● Brief
Copy out the entries exactly, from the first line to the last.

start

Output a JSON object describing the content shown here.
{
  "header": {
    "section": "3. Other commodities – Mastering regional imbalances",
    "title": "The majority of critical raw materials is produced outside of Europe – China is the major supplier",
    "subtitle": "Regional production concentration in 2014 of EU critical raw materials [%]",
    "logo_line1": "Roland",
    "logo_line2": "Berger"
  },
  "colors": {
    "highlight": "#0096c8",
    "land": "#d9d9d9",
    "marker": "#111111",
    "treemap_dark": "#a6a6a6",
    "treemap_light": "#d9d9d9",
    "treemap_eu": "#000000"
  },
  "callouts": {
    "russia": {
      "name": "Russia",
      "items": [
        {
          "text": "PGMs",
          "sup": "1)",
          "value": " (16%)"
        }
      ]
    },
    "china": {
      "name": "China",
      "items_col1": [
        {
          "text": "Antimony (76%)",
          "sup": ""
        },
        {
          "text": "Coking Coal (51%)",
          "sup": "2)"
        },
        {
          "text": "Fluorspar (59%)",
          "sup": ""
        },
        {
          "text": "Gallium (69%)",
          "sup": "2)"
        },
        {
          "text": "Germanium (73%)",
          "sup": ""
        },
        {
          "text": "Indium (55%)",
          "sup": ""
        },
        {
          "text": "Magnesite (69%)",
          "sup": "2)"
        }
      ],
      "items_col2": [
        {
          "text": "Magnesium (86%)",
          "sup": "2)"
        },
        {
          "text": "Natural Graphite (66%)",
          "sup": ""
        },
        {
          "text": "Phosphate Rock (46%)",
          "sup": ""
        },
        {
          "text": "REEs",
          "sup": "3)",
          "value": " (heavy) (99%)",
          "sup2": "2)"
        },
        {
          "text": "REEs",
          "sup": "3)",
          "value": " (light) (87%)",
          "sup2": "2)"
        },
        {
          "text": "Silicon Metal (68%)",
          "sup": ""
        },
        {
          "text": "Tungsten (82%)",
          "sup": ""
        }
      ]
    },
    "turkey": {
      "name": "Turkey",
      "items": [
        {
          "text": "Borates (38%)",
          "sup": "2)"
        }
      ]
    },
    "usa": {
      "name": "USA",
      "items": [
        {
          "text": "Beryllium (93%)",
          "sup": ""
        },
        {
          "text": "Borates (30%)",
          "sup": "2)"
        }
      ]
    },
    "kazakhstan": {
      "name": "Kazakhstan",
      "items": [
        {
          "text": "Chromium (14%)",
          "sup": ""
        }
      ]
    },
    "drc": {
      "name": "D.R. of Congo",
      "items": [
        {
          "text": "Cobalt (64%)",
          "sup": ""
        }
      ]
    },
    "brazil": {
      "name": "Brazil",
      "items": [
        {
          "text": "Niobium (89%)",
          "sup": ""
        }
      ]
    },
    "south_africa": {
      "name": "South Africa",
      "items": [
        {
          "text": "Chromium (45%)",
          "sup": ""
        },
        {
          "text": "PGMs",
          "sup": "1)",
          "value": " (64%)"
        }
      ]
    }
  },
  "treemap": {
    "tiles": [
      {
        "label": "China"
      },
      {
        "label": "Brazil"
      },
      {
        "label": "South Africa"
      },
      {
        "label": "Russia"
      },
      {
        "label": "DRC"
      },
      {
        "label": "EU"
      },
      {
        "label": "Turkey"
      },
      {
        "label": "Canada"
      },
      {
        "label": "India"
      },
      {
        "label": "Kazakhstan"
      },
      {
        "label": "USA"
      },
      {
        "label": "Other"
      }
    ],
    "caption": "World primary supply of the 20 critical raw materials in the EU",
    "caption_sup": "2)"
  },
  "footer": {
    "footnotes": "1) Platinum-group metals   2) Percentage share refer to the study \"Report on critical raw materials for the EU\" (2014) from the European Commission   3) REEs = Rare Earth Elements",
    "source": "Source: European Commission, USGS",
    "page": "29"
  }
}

end

● Task result
Output a JSON object describing the content shown here.
{
  "header": {
    "section": "3. Other commodities – Mastering regional imbalances",
    "title": "The majority of critical raw materials is produced outside of Europe – China is the major supplier",
    "subtitle": "Regional production concentration in 2014 of EU critical raw materials [%]",
    "logo_line1": "Roland",
    "logo_line2": "Berger"
  },
  "colors": {
    "highlight": "#0096c8",
    "land": "#d9d9d9",
    "marker": "#111111",
    "treemap_dark": "#a6a6a6",
    "treemap_light": "#d9d9d9",
    "treemap_eu": "#000000"
  },
  "callouts": {
    "russia": {
      "name": "Russia",
      "items": [
        {
          "text": "PGMs",
          "sup": "1)",
          "value": " (16%)"
        }
      ]
    },
    "china": {
      "name": "China",
      "items_col1": [
        {
          "text": "Antimony (76%)",
          "sup": ""
        },
        {
          "text": "Coking Coal (51%)",
          "sup": "2)"
        },
        {
          "text": "Fluorspar (59%)",
          "sup": ""
        },
        {
          "text": "Gallium (69%)",
          "sup": "2)"
        },
        {
          "text": "Germanium (73%)",
          "sup": ""
        },
        {
          "text": "Indium (55%)",
          "sup": ""
        },
        {
          "text": "Magnesite (69%)",
          "sup": "2)"
        }
      ],
      "items_col2": [
        {
          "text": "Magnesium (86%)",
          "sup": "2)"
        },
        {
          "text": "Natural Graphite (66%)",
          "sup": ""
        },
        {
          "text": "Phosphate Rock (46%)",
          "sup": ""
        },
        {
          "text": "REEs",
          "sup": "3)",
          "value": " (heavy) (99%)",
          "sup2": "2)"
        },
        {
          "text": "REEs",
          "sup": "3)",
          "value": " (light) (87%)",
          "sup2": "2)"
        },
        {
          "text": "Silicon Metal (68%)",
          "sup": ""
        },
        {
          "text": "Tungsten (82%)",
          "sup": ""
        }
      ]
    },
    "turkey": {
      "name": "Turkey",
      "items": [
        {
          "text": "Borates (38%)",
          "sup": "2)"
        }
      ]
    },
    "usa": {
      "name": "USA",
      "items": [
        {
          "text": "Beryllium (93%)",
          "sup": ""
        },
        {
          "text": "Borates (30%)",
          "sup": "2)"
        }
      ]
    },
    "kazakhstan": {
      "name": "Kazakhstan",
      "items": [
        {
          "text": "Chromium (14%)",
          "sup": ""
        }
      ]
    },
    "drc": {
      "name": "D.R. of Congo",
      "items": [
        {
          "text": "Cobalt (64%)",
          "sup": ""
        }
      ]
    },
    "brazil": {
      "name": "Brazil",
      "items": [
        {
          "text": "Niobium (89%)",
          "sup": ""
        }
      ]
    },
    "south_africa": {
      "name": "South Africa",
      "items": [
        {
          "text": "Chromium (45%)",
          "sup": ""
        },
        {
          "text": "PGMs",
          "sup": "1)",
          "value": " (64%)"
        }
      ]
    }
  },
  "treemap": {
    "tiles": [
      {
        "label": "China"
      },
      {
        "label": "Brazil"
      },
      {
        "label": "South Africa"
      },
      {
        "label": "Russia"
      },
      {
        "label": "DRC"
      },
      {
        "label": "EU"
      },
      {
        "label": "Turkey"
      },
      {
        "label": "Canada"
      },
      {
        "label": "India"
      },
      {
        "label": "Kazakhstan"
      },
      {
        "label": "USA"
      },
      {
        "label": "Other"
      }
    ],
    "caption": "World primary supply of the 20 critical raw materials in the EU",
    "caption_sup": "2)"
  },
  "footer": {
    "footnotes": "1) Platinum-group metals   2) Percentage share refer to the study \"Report on critical raw materials for the EU\" (2014) from the European Commission   3) REEs = Rare Earth Elements",
    "source": "Source: European Commission, USGS",
    "page": "29"
  }
}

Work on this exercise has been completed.